BEGIN

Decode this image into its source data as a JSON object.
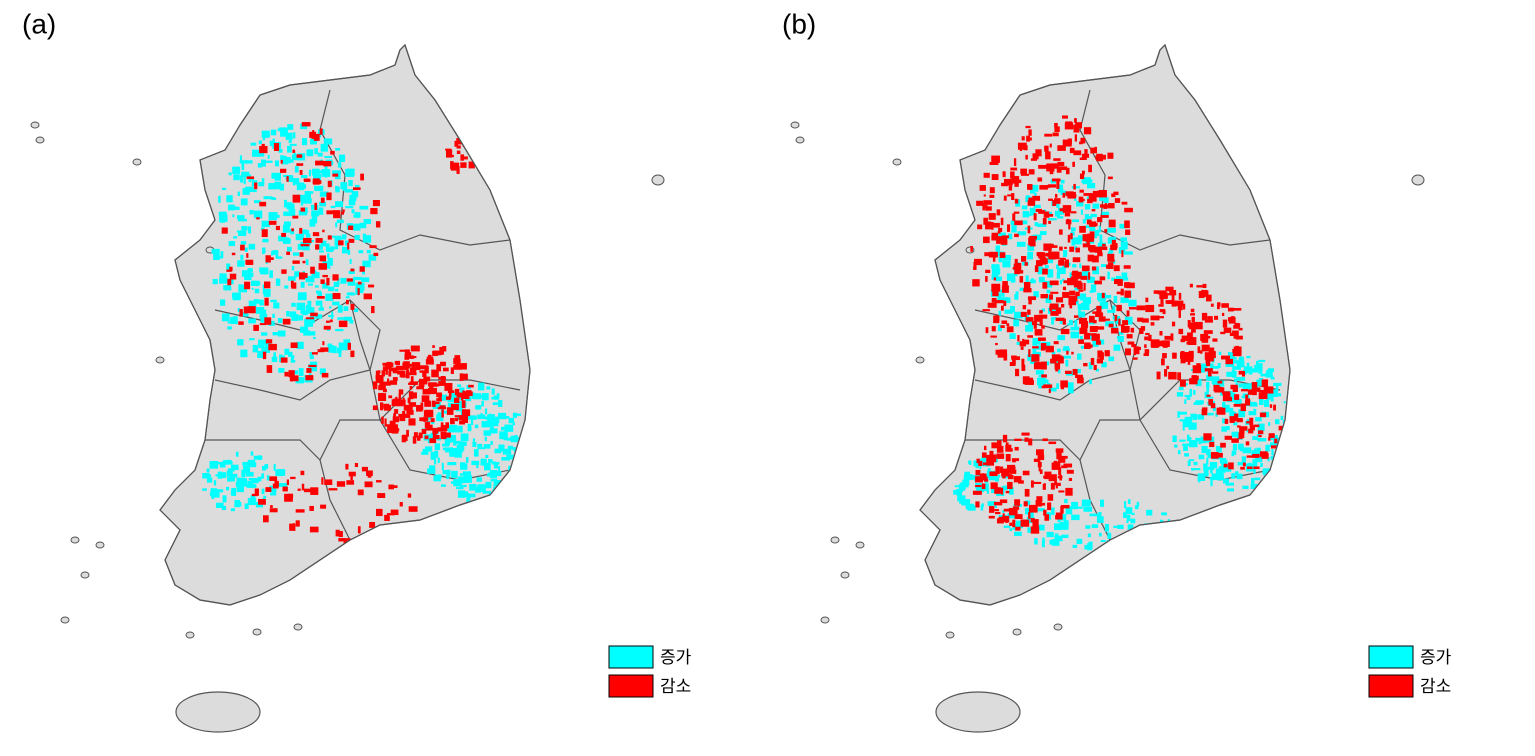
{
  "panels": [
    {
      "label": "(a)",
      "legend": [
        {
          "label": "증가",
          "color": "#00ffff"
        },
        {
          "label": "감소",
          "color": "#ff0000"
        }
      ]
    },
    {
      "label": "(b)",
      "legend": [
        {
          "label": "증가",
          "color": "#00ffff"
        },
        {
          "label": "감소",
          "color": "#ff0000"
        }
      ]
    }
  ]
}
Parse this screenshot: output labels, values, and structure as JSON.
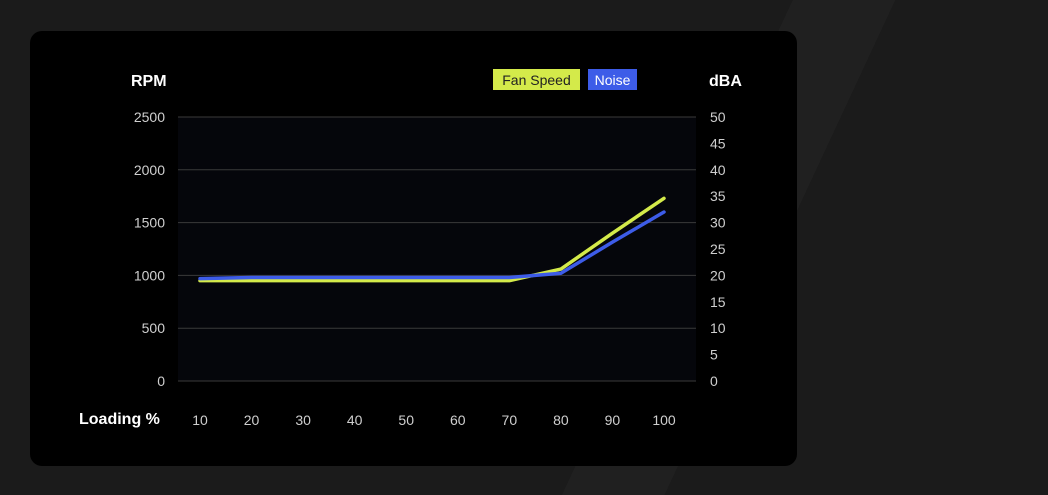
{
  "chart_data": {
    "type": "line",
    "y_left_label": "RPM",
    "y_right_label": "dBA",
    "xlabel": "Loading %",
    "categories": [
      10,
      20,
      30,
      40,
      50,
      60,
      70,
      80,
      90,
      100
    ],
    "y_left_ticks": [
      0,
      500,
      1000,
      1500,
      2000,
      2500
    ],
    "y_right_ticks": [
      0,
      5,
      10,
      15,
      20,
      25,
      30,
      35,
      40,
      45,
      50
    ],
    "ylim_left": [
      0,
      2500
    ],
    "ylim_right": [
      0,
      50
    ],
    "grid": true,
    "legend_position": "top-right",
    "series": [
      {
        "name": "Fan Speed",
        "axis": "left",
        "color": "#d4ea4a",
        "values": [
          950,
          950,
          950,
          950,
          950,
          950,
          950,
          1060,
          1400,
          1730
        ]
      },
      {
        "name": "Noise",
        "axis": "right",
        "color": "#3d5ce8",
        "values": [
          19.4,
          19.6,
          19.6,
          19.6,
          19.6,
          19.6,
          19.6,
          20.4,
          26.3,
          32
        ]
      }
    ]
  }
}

END

_Task description_: Which lines hold the word "JSON"? Show each one.

_Written answer_:
Decode this image into its source data as a JSON object.
Parse this screenshot: output labels, values, and structure as JSON.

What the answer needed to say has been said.